_EXERCISE PROMPT:_ Your task is to output the data exactly as it stands.

[Records contained in a dataset]
** BEGIN **

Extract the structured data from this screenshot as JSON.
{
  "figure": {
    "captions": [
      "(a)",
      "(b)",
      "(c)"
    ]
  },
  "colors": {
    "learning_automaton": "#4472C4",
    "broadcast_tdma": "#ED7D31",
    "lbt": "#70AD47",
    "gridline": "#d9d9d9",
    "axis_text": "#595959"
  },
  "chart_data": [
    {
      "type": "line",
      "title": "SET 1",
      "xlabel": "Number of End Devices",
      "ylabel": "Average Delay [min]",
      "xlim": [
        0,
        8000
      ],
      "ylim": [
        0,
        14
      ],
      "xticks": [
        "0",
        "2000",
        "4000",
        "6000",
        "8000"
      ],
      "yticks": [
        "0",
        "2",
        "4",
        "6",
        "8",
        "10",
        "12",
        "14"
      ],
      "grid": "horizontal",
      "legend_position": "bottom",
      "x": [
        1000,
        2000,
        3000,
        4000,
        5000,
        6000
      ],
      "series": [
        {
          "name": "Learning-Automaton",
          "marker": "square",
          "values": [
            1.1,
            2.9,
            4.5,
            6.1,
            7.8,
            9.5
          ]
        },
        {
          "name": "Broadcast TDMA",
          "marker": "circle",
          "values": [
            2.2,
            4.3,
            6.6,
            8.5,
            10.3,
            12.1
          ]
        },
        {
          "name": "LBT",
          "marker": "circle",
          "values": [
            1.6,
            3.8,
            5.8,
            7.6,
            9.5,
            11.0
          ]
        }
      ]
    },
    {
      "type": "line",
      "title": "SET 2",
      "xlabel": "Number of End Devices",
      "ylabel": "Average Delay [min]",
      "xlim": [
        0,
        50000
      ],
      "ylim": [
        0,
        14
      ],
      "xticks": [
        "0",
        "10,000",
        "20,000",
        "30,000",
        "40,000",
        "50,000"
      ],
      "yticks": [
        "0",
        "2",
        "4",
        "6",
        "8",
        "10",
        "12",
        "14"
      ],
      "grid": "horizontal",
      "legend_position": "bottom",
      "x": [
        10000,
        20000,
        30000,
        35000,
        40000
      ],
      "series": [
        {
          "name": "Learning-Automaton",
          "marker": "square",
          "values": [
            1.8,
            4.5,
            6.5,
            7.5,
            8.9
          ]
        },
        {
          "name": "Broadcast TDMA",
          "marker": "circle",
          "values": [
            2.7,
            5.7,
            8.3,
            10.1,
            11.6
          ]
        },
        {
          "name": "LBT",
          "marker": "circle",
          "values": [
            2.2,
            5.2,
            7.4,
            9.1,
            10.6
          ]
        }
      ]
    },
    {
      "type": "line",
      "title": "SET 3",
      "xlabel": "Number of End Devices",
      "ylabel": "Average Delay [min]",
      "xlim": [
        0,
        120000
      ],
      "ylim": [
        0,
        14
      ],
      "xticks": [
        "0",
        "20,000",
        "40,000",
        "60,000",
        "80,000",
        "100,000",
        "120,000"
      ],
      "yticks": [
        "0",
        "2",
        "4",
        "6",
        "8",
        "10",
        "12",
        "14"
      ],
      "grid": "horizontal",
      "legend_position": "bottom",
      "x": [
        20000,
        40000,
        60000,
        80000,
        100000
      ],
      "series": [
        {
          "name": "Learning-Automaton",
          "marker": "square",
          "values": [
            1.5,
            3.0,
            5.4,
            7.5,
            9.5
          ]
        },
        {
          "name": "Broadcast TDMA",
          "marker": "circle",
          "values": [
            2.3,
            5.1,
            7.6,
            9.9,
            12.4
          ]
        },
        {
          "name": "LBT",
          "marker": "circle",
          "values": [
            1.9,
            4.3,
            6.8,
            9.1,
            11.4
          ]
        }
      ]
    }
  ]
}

** END **

_EXERCISE ANSWER:_
Extract the structured data from this screenshot as JSON.
{
  "figure": {
    "captions": [
      "(a)",
      "(b)",
      "(c)"
    ]
  },
  "colors": {
    "learning_automaton": "#4472C4",
    "broadcast_tdma": "#ED7D31",
    "lbt": "#70AD47",
    "gridline": "#d9d9d9",
    "axis_text": "#595959"
  },
  "chart_data": [
    {
      "type": "line",
      "title": "SET 1",
      "xlabel": "Number of End Devices",
      "ylabel": "Average Delay [min]",
      "xlim": [
        0,
        8000
      ],
      "ylim": [
        0,
        14
      ],
      "xticks": [
        "0",
        "2000",
        "4000",
        "6000",
        "8000"
      ],
      "yticks": [
        "0",
        "2",
        "4",
        "6",
        "8",
        "10",
        "12",
        "14"
      ],
      "grid": "horizontal",
      "legend_position": "bottom",
      "x": [
        1000,
        2000,
        3000,
        4000,
        5000,
        6000
      ],
      "series": [
        {
          "name": "Learning-Automaton",
          "marker": "square",
          "values": [
            1.1,
            2.9,
            4.5,
            6.1,
            7.8,
            9.5
          ]
        },
        {
          "name": "Broadcast TDMA",
          "marker": "circle",
          "values": [
            2.2,
            4.3,
            6.6,
            8.5,
            10.3,
            12.1
          ]
        },
        {
          "name": "LBT",
          "marker": "circle",
          "values": [
            1.6,
            3.8,
            5.8,
            7.6,
            9.5,
            11.0
          ]
        }
      ]
    },
    {
      "type": "line",
      "title": "SET 2",
      "xlabel": "Number of End Devices",
      "ylabel": "Average Delay [min]",
      "xlim": [
        0,
        50000
      ],
      "ylim": [
        0,
        14
      ],
      "xticks": [
        "0",
        "10,000",
        "20,000",
        "30,000",
        "40,000",
        "50,000"
      ],
      "yticks": [
        "0",
        "2",
        "4",
        "6",
        "8",
        "10",
        "12",
        "14"
      ],
      "grid": "horizontal",
      "legend_position": "bottom",
      "x": [
        10000,
        20000,
        30000,
        35000,
        40000
      ],
      "series": [
        {
          "name": "Learning-Automaton",
          "marker": "square",
          "values": [
            1.8,
            4.5,
            6.5,
            7.5,
            8.9
          ]
        },
        {
          "name": "Broadcast TDMA",
          "marker": "circle",
          "values": [
            2.7,
            5.7,
            8.3,
            10.1,
            11.6
          ]
        },
        {
          "name": "LBT",
          "marker": "circle",
          "values": [
            2.2,
            5.2,
            7.4,
            9.1,
            10.6
          ]
        }
      ]
    },
    {
      "type": "line",
      "title": "SET 3",
      "xlabel": "Number of End Devices",
      "ylabel": "Average Delay [min]",
      "xlim": [
        0,
        120000
      ],
      "ylim": [
        0,
        14
      ],
      "xticks": [
        "0",
        "20,000",
        "40,000",
        "60,000",
        "80,000",
        "100,000",
        "120,000"
      ],
      "yticks": [
        "0",
        "2",
        "4",
        "6",
        "8",
        "10",
        "12",
        "14"
      ],
      "grid": "horizontal",
      "legend_position": "bottom",
      "x": [
        20000,
        40000,
        60000,
        80000,
        100000
      ],
      "series": [
        {
          "name": "Learning-Automaton",
          "marker": "square",
          "values": [
            1.5,
            3.0,
            5.4,
            7.5,
            9.5
          ]
        },
        {
          "name": "Broadcast TDMA",
          "marker": "circle",
          "values": [
            2.3,
            5.1,
            7.6,
            9.9,
            12.4
          ]
        },
        {
          "name": "LBT",
          "marker": "circle",
          "values": [
            1.9,
            4.3,
            6.8,
            9.1,
            11.4
          ]
        }
      ]
    }
  ]
}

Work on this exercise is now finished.